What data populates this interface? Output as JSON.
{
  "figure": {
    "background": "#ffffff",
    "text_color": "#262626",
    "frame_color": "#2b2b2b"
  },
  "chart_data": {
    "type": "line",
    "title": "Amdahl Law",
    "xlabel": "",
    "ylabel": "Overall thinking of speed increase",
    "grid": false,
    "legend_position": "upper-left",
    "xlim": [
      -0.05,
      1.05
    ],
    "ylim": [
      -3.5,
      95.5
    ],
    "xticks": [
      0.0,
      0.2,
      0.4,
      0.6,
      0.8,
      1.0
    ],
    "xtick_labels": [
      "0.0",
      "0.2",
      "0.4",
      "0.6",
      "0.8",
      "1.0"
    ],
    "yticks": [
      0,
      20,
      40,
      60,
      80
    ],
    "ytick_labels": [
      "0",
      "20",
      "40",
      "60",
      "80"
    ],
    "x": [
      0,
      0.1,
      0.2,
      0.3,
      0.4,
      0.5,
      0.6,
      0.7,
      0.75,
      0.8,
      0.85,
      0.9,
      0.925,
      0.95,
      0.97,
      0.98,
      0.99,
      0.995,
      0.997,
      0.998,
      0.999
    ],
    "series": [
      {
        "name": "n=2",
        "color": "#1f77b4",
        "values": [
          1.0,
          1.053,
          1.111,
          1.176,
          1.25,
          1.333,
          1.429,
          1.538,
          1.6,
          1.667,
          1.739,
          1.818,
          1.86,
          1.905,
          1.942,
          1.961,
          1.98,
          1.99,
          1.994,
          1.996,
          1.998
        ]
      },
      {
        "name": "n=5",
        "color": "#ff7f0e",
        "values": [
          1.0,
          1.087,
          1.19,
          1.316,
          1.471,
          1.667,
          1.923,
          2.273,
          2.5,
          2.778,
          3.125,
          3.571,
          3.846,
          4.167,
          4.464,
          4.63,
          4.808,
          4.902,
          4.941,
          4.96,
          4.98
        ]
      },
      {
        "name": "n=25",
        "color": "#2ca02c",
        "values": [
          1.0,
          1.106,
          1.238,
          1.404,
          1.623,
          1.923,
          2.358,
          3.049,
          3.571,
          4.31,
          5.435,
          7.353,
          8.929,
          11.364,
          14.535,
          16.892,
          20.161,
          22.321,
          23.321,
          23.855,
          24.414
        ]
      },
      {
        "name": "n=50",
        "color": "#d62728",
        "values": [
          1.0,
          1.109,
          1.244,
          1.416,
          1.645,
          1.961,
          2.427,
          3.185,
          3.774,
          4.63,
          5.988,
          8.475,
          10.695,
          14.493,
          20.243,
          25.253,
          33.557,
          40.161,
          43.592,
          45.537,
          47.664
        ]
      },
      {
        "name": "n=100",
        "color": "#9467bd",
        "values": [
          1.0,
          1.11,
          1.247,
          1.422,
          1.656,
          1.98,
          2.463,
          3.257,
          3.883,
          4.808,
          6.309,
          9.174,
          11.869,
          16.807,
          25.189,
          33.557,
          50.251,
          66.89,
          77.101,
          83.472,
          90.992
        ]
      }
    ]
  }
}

============================================================

Write the data from above out again, exactly.

Expected answer -
What data populates this interface? Output as JSON.
{
  "figure": {
    "background": "#ffffff",
    "text_color": "#262626",
    "frame_color": "#2b2b2b"
  },
  "chart_data": {
    "type": "line",
    "title": "Amdahl Law",
    "xlabel": "",
    "ylabel": "Overall thinking of speed increase",
    "grid": false,
    "legend_position": "upper-left",
    "xlim": [
      -0.05,
      1.05
    ],
    "ylim": [
      -3.5,
      95.5
    ],
    "xticks": [
      0.0,
      0.2,
      0.4,
      0.6,
      0.8,
      1.0
    ],
    "xtick_labels": [
      "0.0",
      "0.2",
      "0.4",
      "0.6",
      "0.8",
      "1.0"
    ],
    "yticks": [
      0,
      20,
      40,
      60,
      80
    ],
    "ytick_labels": [
      "0",
      "20",
      "40",
      "60",
      "80"
    ],
    "x": [
      0,
      0.1,
      0.2,
      0.3,
      0.4,
      0.5,
      0.6,
      0.7,
      0.75,
      0.8,
      0.85,
      0.9,
      0.925,
      0.95,
      0.97,
      0.98,
      0.99,
      0.995,
      0.997,
      0.998,
      0.999
    ],
    "series": [
      {
        "name": "n=2",
        "color": "#1f77b4",
        "values": [
          1.0,
          1.053,
          1.111,
          1.176,
          1.25,
          1.333,
          1.429,
          1.538,
          1.6,
          1.667,
          1.739,
          1.818,
          1.86,
          1.905,
          1.942,
          1.961,
          1.98,
          1.99,
          1.994,
          1.996,
          1.998
        ]
      },
      {
        "name": "n=5",
        "color": "#ff7f0e",
        "values": [
          1.0,
          1.087,
          1.19,
          1.316,
          1.471,
          1.667,
          1.923,
          2.273,
          2.5,
          2.778,
          3.125,
          3.571,
          3.846,
          4.167,
          4.464,
          4.63,
          4.808,
          4.902,
          4.941,
          4.96,
          4.98
        ]
      },
      {
        "name": "n=25",
        "color": "#2ca02c",
        "values": [
          1.0,
          1.106,
          1.238,
          1.404,
          1.623,
          1.923,
          2.358,
          3.049,
          3.571,
          4.31,
          5.435,
          7.353,
          8.929,
          11.364,
          14.535,
          16.892,
          20.161,
          22.321,
          23.321,
          23.855,
          24.414
        ]
      },
      {
        "name": "n=50",
        "color": "#d62728",
        "values": [
          1.0,
          1.109,
          1.244,
          1.416,
          1.645,
          1.961,
          2.427,
          3.185,
          3.774,
          4.63,
          5.988,
          8.475,
          10.695,
          14.493,
          20.243,
          25.253,
          33.557,
          40.161,
          43.592,
          45.537,
          47.664
        ]
      },
      {
        "name": "n=100",
        "color": "#9467bd",
        "values": [
          1.0,
          1.11,
          1.247,
          1.422,
          1.656,
          1.98,
          2.463,
          3.257,
          3.883,
          4.808,
          6.309,
          9.174,
          11.869,
          16.807,
          25.189,
          33.557,
          50.251,
          66.89,
          77.101,
          83.472,
          90.992
        ]
      }
    ]
  }
}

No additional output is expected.